* _CHECK YOUR UNDERSTANDING_:
[1] According to the Adjeil Neves profile, what position does he play?
[2] Pick up the Adjeil Neves profile after its last line and carry it on.

* _SOURCE EXTRACT_:
——

Adjeil Neves

Personal information
- Full name: Adjeil Glória Neves
- Date of birth: 7 October 1996 (age 29)
- Place of birth: Alcochete, Portugal
- Height: 1.64 m (5 ft 5 in)
- Position: Left-back

Team information
- Current team: Spartak Pleven
- Number: 8

Youth career
- 2006–2012: Alcochetense
- 2012–2013: Belenenses
- 2013–2015: Sacavenense
- 2015–2018: Alcochetense

Senior career*
- Years: Team / Apps / (Gls)
- 2016–2020: Alcochetense / 106 / (4)
- 2020–2021: Fabril / 14 / (2)
- 2021: Pinhalnovense / 9 / (0)
- 2022: Moncarapachense / 12 / (0)
- 2022–2023: Oriental Dragon / 11 / (0)
- 2023–2024: Alcochetense / 10 / (0)
- 2024–2025: Chernomorets Balchik / 6 / (0)
- 2025–2026: Bansko / 13 / (0)
- 2026–: Spartak Pleven / 11 / (0)

——

Page segmentation data:
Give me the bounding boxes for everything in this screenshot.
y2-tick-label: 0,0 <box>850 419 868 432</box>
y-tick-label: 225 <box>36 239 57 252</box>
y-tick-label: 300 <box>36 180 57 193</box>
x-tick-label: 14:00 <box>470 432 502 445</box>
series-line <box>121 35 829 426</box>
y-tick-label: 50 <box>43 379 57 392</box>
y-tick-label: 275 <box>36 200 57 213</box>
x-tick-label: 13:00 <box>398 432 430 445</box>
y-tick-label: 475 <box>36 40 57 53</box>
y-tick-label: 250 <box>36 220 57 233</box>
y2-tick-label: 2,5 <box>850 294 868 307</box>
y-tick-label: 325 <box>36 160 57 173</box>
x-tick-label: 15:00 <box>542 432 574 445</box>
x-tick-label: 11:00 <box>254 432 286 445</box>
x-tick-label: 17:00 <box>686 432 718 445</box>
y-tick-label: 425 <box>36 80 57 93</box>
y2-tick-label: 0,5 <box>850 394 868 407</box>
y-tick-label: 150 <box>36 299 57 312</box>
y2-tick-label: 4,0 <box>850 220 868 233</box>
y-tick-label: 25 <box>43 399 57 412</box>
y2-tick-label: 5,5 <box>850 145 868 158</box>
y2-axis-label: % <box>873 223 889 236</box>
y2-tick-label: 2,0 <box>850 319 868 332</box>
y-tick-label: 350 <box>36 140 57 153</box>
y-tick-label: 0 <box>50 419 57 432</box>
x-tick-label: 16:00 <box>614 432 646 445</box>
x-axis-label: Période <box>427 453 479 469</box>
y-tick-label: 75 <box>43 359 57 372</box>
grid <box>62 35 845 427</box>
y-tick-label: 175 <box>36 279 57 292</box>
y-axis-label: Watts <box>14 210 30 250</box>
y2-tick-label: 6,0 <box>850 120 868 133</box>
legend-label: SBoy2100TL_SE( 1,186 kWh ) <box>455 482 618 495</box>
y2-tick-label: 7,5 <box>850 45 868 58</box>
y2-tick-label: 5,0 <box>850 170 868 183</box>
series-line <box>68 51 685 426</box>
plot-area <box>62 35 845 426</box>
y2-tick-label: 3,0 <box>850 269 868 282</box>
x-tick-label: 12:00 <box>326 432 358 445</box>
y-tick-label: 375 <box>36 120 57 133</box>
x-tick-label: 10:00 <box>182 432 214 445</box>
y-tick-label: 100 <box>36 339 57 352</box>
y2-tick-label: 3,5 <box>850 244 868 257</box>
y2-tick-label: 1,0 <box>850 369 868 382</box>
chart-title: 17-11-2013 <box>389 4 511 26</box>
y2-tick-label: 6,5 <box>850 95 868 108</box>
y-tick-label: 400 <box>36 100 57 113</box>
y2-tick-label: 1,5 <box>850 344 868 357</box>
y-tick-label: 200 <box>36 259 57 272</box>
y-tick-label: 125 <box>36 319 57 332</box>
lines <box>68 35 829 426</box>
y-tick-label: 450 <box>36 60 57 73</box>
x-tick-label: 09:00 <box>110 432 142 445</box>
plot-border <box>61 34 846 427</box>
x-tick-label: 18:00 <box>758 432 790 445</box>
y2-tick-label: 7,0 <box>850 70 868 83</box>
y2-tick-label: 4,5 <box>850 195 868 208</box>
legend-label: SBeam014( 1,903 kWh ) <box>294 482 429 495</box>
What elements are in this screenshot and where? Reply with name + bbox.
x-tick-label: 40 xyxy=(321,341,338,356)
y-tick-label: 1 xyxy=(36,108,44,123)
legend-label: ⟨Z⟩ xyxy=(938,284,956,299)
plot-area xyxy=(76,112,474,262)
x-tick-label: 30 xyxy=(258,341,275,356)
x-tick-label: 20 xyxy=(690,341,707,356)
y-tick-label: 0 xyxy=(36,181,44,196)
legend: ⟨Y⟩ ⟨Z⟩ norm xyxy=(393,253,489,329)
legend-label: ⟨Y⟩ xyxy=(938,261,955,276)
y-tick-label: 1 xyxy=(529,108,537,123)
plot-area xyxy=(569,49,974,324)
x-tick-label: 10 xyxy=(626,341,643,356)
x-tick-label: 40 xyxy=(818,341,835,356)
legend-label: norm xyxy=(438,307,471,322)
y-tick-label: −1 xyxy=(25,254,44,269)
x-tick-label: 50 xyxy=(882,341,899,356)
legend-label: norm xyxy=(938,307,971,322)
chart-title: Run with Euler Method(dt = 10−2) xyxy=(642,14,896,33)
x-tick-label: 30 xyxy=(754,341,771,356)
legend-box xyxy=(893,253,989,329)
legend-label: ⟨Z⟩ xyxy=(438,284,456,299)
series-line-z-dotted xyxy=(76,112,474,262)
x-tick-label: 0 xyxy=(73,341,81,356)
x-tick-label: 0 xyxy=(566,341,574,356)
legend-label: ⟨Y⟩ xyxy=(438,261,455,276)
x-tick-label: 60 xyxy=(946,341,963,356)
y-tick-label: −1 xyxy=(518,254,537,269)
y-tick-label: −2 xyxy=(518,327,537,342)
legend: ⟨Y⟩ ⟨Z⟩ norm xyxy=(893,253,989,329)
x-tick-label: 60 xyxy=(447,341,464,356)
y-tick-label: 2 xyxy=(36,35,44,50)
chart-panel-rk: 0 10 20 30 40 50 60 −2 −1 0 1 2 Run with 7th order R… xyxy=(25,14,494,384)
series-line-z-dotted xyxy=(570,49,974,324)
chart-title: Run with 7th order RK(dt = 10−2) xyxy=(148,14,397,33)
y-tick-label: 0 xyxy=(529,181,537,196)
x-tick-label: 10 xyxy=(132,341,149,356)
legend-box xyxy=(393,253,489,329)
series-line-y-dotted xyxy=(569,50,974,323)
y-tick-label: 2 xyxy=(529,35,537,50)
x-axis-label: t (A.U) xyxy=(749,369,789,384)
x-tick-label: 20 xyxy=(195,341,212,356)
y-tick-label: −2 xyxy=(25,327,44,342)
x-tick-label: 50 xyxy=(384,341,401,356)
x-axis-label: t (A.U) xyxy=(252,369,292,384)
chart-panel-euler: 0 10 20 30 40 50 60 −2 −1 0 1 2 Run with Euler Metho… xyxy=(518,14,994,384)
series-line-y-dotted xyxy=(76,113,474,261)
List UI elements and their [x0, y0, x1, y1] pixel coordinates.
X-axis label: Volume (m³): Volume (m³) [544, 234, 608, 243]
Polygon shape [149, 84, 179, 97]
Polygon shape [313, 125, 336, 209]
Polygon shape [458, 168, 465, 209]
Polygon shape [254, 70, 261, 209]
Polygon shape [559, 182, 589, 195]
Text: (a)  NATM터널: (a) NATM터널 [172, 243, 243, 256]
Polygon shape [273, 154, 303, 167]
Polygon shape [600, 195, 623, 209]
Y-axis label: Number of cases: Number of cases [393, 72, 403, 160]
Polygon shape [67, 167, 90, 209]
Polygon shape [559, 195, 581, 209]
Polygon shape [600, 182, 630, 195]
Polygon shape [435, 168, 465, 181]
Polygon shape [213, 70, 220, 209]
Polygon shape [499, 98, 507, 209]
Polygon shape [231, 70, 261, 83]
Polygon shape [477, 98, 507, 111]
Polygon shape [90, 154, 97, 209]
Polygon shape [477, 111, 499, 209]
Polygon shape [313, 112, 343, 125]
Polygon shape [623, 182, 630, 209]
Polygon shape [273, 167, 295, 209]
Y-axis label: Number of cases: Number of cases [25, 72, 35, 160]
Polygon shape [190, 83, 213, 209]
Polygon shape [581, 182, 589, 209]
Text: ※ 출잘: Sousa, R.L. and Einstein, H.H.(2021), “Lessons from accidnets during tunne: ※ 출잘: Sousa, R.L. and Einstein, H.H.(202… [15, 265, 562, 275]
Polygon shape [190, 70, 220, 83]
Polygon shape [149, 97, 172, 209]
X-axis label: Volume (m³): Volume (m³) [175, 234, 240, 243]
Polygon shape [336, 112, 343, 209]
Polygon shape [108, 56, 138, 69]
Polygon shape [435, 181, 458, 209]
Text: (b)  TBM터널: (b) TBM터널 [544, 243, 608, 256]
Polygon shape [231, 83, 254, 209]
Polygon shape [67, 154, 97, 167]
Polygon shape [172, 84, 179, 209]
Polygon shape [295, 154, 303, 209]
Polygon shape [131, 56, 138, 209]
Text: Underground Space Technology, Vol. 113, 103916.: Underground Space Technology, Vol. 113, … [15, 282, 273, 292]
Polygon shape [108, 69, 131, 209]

——

* _RESULTS OF THE EXERCISE_:
[1] Left-back

[2]
International career^{‡}
- 2021–: São Tomé and Príncipe / 17 / (0)

= Adjeil Neves =

Santomean footballer

Adjeil Glória Neves (born 7 October 1996), sometimes known as Mimi, is a footballer who plays as a left-back for Spartak Pleven. Born in Portugal, he plays for the São Tomé and Príncipe national team.

==International career==
Neves made his professional debut with the São Tomé and Príncipe national team in a 2–0 2021 Africa Cup of Nations qualification loss to Sudan on 24 March 2021.